What needs to be done> Every line with the word "lokalizacji" in it should be extracted from the data that follows.

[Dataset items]
[Start]

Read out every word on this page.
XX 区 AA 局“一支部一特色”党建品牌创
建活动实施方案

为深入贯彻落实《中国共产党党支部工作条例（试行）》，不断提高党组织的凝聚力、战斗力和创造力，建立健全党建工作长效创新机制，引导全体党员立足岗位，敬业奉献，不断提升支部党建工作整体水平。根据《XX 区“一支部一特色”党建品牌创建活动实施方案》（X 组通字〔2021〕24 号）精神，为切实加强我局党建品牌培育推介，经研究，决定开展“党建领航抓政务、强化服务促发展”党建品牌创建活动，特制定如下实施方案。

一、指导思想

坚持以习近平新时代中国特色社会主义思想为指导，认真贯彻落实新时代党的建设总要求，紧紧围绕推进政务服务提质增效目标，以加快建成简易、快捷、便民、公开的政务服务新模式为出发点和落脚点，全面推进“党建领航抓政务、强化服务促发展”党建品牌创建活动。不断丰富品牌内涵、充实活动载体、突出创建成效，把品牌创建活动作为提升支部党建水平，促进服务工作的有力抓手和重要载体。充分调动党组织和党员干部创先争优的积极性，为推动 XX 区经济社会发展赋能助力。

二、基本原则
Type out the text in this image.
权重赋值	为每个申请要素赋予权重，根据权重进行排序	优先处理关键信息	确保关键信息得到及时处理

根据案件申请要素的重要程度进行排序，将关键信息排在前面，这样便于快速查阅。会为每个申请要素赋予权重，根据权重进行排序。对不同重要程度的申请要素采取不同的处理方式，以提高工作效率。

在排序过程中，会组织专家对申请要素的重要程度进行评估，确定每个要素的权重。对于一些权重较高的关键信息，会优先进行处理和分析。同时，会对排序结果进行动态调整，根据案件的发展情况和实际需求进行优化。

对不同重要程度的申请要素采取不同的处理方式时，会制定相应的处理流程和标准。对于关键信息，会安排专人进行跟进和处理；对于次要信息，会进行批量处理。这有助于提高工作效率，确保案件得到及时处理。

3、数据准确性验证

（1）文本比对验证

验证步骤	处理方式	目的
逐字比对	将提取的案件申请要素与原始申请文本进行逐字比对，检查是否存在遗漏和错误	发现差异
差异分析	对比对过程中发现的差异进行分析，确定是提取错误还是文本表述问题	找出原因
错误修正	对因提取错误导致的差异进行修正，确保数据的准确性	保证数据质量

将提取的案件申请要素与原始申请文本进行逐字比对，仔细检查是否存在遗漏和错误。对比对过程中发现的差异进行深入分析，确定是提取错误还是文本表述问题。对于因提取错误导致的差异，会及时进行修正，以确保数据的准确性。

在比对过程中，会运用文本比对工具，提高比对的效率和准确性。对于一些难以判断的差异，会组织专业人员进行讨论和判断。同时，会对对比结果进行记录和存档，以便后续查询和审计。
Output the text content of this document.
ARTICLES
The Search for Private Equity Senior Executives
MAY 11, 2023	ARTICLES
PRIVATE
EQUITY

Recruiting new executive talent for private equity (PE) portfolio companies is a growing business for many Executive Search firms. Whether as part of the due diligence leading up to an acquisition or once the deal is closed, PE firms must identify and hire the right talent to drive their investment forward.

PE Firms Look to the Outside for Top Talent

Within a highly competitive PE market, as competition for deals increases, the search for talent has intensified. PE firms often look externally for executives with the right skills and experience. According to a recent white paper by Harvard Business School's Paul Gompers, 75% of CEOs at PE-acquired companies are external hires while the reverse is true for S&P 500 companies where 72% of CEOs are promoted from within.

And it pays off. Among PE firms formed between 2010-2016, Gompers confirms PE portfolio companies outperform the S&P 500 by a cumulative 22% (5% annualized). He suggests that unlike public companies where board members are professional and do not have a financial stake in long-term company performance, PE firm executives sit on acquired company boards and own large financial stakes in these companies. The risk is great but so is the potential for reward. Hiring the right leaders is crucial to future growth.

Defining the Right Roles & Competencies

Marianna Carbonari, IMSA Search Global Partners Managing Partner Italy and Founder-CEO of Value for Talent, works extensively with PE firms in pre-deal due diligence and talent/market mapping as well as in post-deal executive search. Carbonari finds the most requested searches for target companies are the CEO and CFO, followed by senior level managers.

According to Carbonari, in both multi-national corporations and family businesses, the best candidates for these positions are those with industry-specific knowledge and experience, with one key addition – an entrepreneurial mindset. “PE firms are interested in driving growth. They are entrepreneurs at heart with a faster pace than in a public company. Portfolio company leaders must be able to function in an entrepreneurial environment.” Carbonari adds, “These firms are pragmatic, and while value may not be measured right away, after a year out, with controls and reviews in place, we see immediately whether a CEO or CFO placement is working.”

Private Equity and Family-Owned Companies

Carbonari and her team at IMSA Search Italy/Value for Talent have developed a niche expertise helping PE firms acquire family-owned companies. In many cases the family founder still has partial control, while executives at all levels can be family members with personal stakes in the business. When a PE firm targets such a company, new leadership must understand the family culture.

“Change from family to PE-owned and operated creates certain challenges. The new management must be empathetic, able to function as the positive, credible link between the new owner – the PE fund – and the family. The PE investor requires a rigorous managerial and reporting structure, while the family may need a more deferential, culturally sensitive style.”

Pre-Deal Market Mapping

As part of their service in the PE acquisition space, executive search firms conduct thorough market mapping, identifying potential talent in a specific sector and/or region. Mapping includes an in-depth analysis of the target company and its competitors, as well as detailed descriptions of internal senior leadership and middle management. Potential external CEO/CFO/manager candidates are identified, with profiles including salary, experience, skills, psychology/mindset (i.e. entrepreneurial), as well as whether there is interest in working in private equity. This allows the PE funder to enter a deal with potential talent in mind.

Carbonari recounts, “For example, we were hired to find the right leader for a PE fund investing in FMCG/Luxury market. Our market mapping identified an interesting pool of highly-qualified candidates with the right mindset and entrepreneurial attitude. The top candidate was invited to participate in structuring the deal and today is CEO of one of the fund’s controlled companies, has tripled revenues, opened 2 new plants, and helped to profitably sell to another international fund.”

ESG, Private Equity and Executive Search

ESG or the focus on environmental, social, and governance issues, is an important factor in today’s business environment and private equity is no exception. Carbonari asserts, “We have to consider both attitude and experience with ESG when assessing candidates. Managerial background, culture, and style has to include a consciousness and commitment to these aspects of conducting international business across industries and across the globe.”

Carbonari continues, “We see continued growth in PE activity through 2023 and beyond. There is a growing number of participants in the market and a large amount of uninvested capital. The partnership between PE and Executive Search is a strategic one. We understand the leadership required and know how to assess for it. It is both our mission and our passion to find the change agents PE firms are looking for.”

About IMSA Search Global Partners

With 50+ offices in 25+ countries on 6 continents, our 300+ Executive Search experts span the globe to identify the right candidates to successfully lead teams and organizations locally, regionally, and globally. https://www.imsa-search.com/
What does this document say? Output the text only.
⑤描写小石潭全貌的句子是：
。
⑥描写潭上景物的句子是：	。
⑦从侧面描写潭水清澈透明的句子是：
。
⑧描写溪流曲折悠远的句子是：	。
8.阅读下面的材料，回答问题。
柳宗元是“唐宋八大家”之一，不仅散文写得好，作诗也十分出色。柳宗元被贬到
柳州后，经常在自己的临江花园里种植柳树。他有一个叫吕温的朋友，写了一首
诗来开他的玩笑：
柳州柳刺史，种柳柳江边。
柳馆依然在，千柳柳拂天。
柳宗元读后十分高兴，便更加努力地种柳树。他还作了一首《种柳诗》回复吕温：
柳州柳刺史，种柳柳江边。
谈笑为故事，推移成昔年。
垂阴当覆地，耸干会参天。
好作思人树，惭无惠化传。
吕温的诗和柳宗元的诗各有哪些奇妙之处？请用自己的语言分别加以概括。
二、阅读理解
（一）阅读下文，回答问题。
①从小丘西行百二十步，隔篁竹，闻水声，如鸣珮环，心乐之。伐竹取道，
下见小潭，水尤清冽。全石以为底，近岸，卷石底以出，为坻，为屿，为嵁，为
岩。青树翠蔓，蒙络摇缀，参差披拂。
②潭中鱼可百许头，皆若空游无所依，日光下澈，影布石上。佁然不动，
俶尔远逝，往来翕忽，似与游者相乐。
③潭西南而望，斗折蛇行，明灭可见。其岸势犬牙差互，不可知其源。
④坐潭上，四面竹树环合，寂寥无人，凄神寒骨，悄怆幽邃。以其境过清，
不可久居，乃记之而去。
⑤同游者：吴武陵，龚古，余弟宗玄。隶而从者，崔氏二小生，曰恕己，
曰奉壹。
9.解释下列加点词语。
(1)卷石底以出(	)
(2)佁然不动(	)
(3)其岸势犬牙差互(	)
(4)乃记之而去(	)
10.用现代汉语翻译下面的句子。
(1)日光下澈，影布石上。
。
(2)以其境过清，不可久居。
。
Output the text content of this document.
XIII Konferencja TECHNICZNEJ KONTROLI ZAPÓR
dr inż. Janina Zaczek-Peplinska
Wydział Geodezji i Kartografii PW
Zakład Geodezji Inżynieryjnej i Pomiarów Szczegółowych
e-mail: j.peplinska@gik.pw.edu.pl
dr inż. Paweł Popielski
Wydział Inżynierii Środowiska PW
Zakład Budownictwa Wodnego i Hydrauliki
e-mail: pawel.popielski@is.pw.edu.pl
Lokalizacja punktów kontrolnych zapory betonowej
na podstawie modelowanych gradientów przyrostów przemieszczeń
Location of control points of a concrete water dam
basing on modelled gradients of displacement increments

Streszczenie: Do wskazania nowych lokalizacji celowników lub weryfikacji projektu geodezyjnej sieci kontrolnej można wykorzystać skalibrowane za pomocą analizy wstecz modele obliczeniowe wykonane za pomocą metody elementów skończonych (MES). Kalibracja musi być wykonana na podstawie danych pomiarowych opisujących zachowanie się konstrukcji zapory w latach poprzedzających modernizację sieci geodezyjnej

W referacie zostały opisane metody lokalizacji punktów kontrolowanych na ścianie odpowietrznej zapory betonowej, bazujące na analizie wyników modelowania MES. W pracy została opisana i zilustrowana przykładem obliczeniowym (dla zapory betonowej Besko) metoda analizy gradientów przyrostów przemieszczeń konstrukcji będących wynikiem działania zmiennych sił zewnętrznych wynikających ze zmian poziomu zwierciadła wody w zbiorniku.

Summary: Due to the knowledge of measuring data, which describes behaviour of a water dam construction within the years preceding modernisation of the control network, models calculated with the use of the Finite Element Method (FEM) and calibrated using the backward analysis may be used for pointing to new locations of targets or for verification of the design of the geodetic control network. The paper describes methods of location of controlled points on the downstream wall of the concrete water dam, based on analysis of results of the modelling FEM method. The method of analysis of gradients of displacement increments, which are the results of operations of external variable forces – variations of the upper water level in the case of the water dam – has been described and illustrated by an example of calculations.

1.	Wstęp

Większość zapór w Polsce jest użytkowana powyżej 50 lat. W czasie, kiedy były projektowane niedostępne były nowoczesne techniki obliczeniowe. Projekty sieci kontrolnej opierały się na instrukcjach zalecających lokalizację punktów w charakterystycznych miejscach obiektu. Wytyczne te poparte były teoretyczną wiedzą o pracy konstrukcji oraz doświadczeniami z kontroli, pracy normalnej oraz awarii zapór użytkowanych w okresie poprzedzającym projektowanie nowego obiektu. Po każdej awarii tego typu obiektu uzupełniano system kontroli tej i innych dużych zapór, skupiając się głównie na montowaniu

[End]

Full solution>
Streszczenie: Do wskazania nowych lokalizacji celowników lub weryfikacji projektu geodezyjnej sieci kontrolnej można wykorzystać skalibrowane za pomocą analizy wstecz modele obliczeniowe wykonane za pomocą metody elementów skończonych (MES). Kalibracja musi być wykonana na podstawie danych pomiarowych opisujących zachowanie się konstrukcji zapory w latach poprzedzających modernizację sieci geodezyjnej
W referacie zostały opisane metody lokalizacji punktów kontrolowanych na ścianie odpowietrznej zapory betonowej, bazujące na analizie wyników modelowania MES. W pracy została opisana i zilustrowana przykładem obliczeniowym (dla zapory betonowej Besko) metoda analizy gradientów przyrostów przemieszczeń konstrukcji będących wynikiem działania zmiennych sił zewnętrznych wynikających ze zmian poziomu zwierciadła wody w zbiorniku.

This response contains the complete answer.